→ What to work on:
Carry on the set-theory passage about defining the model $M$ without parameters, picking up right after its final sentence.

→ Page extract:
——————————

Let $M$ be a transitive set-sized model of $\mathrm{ZFC}$. We may now find some regular cardinal $\kappa$ and some $X\subseteq\kappa$ so that $M\in L_\kappa[X]$. From now on we will work in $L[X]$. Let $\beta$ be the ordinal so that $M$ is the $\beta$-th set according to $<_X=:$ the canonical wellorder on $L[X]$. If both $X$ and $\beta$ were parameter-free definable then we could define $M$ without parameters. Unfortunately, neither of this is necessarily the case so we will try to fix that. Note that $\mathrm{GCH}$ holds in $L[X]$ at and above $\kappa$ and by our assumption on $V$, there are arbitrarily large $\lambda$ so that $L_\lambda[X]\models\mathrm{ZFC}$.

——————————

→ Information provided:
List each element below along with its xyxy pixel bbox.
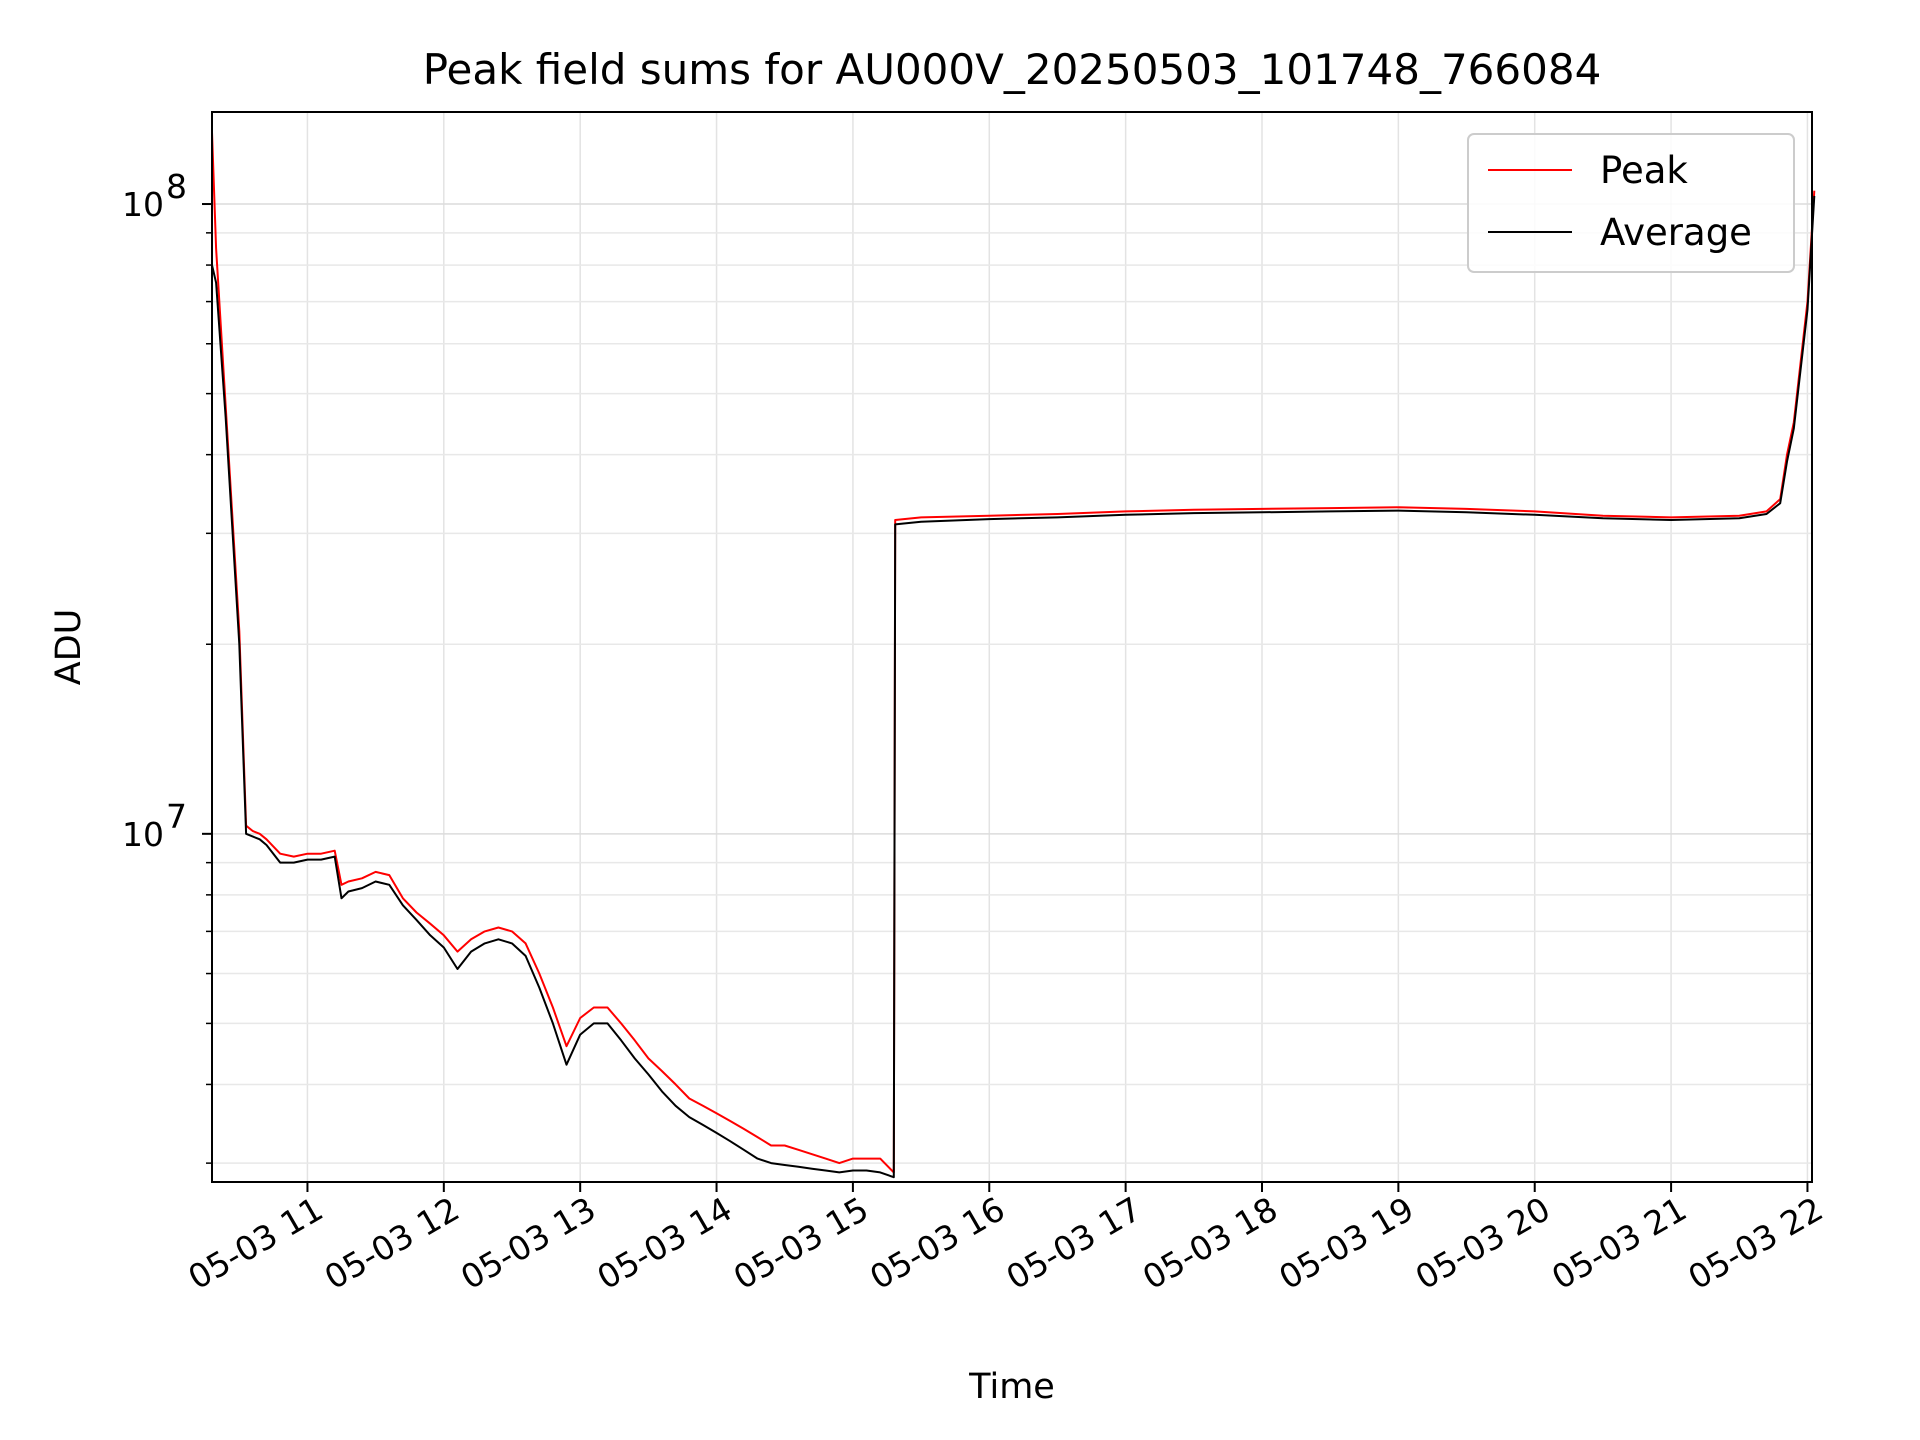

——————————

→ Response:
Claim: There is some $\kappa<\lambda<\kappa^+$ with

  1. $X\in L_\lambda[X]\models\mathrm{ZFC}$
  2. $L_\lambda[X]^{<\kappa}\subseteq L_\lambda[X]$

Proof: Let $\theta>\kappa^+$ so that $L_\theta[X]\models\mathrm{ZFC}$. Construct a continuous increasing sequence $\langle X_\alpha\mid \alpha\leq\kappa\rangle$ of elementary submodels of $L_\theta[X]$ of size $\kappa$. Make sure thate $\kappa\cup\{X\}\subseteq X_0$ and that $X_\alpha^{<\kappa}\subseteq X_{\alpha+1}$ for any $\alpha<\kappa$. Then the collapse $L_\lambda[X]$ of $X_\kappa$ is as desired.$\square$

We aim to find a generic extension of $L_\lambda[X]$ (inside $L[X]$) so that $M$ is definable there w/o parameters.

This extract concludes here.